● TEXTO FORNECIDO:
::::::

As partes têm personalidade e capacidade judiciárias, são legítimas e estão legalmente representadas, nos termos dos artigos 4.º e 10.º do RJAT e artigo 1.º da Portaria n.º 112-A/2011, de 22 de Março.
O processo não enferma de nulidades.
Assim, não há qualquer obstáculo à apreciação do mérito da causa.
Tudo visto, cumpre proferir
II. DECISÃO
A. MATÉRIA DE FACTO
A.1. Factos dados como provados
1- A Requerente é uma sociedade anónima enquadrada no CAE 52230 - actividades auxiliares de transportes aéreos, que presta serviços de assistência em escala às companhias aéreas nos aeroportos de Lisboa, Porto, Funchal e Porto Santo, bem como a formação profissional conexa.
2- A Requerente está enquadrada no regime geral do IRC com contabilidade organizada e no regime normal do IVA, com periodicidade mensal nos exercícios em questão.
3- Com fundamento nas ordens de serviços n.ºs OI2014…, OI2014…, OI 2013…, OI 2013… e OI 2013…, realizou a AT – Autoridade Tributária e Aduaneira (doravante, AT), inspecção externa parcial à contabilidade da Requerente relativamente ao IRC dos exercícios de 2008, 2009, 2010, 2011 e 2012, em resultado da qual foi elaborado relatório de inspeção.
4- Em resultado da mesma, foi realizada uma correcção meramente aritmética, relativa a "realizações de utilidade social", e a custos com o pessoal (2008 a 2012), a título de custos com ação social, relativos a "facilidades de passagem" nos montantes seguintes:
5- Tais custos/gastos dos exercícios têm como fundamento facturas emitidas pela B…, S.A. à Requerente, com a descrição de Débito referente a "facilidades de passagem de Lazer", com periodicidade mensal, com o valor estimado de 110.000,00€., conforme quadro seguinte:
6- O acerto a estas facturas foi feito na última fatura de cada exercício, consoante o número de "Legs" utilizadas pelos trabalhadores, ao longo dos cinco exercícios identificados, conforme consta a fls. 17 do Relatório de Inspecção.
7- As facilidades de passagens consistem numa regalia social que é concedida a alguns dos empregados da A… e que se traduzem na possibilidade do empregado e seus familiares fazerem viagens de avião gratuitas ou com tarifas reduzidas, a título de lazer, nos aviões da B… .
8- A referida regalia aplicava-se, nos exercícios ora em causa, a todos os trabalhadores provindos da B…, S.A., que no leque das regalias sociais já detinham o direito a tais facilidades de passagem, mas não foi aplicada aos trabalhadores diretamente contratados ex novo pela Requerente, no mercado de trabalho, em relação aos quais nenhuma regalia desta natureza foi combinada.
9- O custo suportado pela Requerente com esta regalia social decorria da necessidade de se possibilitar, em termos gerais, o gozo efetivo do benefício associado às facilidades de passagens aéreas reconhecido aos empregados.

::::::

● MATERIAL EXTRAÍDO:

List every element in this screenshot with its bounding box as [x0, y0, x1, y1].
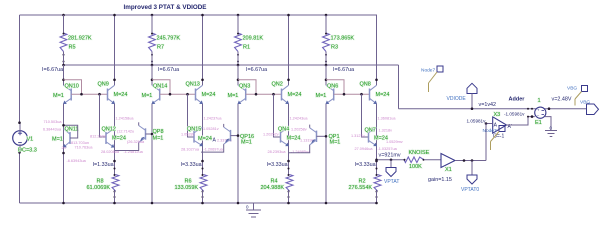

::::::

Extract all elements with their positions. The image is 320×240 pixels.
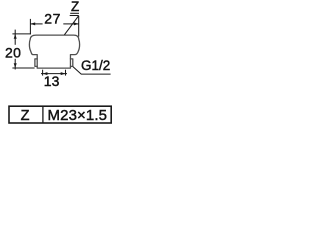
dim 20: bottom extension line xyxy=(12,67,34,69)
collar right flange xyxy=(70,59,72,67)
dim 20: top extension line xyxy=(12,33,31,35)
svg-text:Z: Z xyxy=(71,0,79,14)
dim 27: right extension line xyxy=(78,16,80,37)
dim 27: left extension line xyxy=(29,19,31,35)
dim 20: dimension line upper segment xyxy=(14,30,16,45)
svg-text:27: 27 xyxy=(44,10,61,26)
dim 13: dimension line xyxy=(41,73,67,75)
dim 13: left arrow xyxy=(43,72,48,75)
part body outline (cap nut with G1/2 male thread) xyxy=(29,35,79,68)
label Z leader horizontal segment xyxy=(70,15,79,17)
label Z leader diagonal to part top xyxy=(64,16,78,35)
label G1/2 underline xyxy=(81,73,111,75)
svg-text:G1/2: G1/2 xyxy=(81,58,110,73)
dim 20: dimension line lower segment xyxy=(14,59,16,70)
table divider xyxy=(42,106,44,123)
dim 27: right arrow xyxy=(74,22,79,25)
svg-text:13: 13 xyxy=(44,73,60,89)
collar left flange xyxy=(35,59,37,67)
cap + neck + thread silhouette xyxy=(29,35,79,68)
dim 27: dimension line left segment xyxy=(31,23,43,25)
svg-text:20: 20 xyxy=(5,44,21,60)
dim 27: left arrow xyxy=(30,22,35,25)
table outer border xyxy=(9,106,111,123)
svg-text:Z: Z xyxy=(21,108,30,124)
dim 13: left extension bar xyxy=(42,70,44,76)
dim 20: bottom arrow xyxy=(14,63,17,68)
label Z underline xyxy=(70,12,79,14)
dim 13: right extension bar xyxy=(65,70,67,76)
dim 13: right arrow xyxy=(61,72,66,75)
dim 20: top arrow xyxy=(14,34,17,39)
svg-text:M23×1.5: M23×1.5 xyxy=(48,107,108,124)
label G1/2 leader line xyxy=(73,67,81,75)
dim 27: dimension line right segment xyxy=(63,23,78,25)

::::::

● ENUNCIADO DA TAREFA: Escreva o que vem a seguir no texto sobre a correção ao IRC da Requerente, começando depois da última frase apresentada. As linhas não têm qualquer papel no que aqui se pede.

● RESPOSTA ESCRITA:
10- Tal custo não podia ser referenciado a facilidades de passagens efectivamente utilizadas nem, por isso, podia a Requerente repercutir esse custo na esfera jurídica de qualquer empregado individualmente identificado.
11- Do relatório de inspecção consta, para além do mais, que:
a. “Estes gastos, tal como referimos anteriormente, são uma regalia social que se traduz na possibilidade do empregado e seus familiares fazerem viagens de avião gratuitas ou com tarifas reduzidas, a título de lazer, nos aviões da B…, pelo que não constituem gastos indispensáveis para a realização dos rendimentos sujeitos a imposto ou para a manutenção da fonte produtora.”;
b. “Aliás, refira-se que a concessão desta regalia social não se enquadra no objeto social da A… . A A…tem como objeto social a prestação de serviços de assistência em escala ao transporte aéreo. A A…não se dedica ao transporte aéreo, mas sim a B… .
A concessão desta regalia social não consta do Acordo de Empresa (instrumento de regulamentação coletiva de trabalho que obriga a A… e os seus empregados), mas sim do Regulamento de Passagens da B…, do qual consta que a concessão de facilidades de passagens é uma liberalidade da B…, que a todo o momento pode ser alterada.
Daqui decorre que a concessão desta regalia social, que abrange não só os empregados da A…, bem como os respetivos familiares, não se enquadra em gastos de natureza administrativa, tais como remunerações, esses sim previstos na alínea d) do número 1 do artigo 23º do Código do IRC e com caráter obrigatório.”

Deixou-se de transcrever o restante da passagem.